** Begin Dataset extract **
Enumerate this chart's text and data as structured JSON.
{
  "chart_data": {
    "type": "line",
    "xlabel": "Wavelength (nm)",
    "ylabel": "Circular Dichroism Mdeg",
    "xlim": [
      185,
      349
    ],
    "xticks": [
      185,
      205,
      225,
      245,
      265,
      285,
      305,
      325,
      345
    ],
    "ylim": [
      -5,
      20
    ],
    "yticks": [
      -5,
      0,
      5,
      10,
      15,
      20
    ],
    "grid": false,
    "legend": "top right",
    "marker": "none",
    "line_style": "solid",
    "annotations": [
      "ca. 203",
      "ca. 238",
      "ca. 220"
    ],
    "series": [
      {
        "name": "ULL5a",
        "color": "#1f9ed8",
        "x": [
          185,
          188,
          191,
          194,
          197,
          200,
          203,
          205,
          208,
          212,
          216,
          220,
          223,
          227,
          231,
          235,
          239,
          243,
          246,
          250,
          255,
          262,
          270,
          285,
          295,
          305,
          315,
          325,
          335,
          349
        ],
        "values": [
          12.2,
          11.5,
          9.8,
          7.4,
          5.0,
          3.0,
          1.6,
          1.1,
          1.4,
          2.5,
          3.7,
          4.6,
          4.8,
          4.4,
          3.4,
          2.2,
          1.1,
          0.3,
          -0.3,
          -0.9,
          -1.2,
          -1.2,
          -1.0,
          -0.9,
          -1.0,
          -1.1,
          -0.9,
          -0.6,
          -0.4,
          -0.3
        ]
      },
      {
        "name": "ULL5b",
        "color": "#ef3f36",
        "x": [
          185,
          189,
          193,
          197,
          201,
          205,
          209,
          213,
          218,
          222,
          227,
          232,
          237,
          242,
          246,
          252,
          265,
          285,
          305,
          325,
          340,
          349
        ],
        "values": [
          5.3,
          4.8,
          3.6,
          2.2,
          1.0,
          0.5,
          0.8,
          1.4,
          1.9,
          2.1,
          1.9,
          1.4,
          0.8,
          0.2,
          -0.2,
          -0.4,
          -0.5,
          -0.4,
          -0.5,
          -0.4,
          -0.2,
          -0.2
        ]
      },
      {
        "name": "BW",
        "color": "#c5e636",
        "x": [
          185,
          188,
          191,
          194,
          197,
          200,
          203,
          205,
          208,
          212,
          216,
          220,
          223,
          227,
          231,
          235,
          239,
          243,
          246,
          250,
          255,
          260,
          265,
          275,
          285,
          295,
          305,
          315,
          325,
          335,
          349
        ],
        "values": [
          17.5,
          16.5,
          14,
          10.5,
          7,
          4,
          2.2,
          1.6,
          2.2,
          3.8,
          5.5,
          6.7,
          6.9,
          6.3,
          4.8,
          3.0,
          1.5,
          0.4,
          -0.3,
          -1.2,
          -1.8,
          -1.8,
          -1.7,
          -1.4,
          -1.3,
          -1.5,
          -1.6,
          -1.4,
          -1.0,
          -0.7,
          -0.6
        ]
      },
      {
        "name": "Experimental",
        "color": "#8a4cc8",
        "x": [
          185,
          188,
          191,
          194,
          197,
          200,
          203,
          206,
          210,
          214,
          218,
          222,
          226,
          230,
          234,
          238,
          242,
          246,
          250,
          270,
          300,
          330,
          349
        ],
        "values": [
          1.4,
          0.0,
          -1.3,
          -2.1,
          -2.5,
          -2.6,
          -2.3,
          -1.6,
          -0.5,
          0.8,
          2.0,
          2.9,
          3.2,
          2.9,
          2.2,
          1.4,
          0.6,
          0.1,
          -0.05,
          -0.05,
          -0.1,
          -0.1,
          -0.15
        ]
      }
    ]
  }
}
** End Dataset extract **
Exercise prompt: Which lines of the data include "color"? Copy each of them.

Exercise answer:
        "color": "#1f9ed8",
        "color": "#ef3f36",
        "color": "#c5e636",
        "color": "#8a4cc8",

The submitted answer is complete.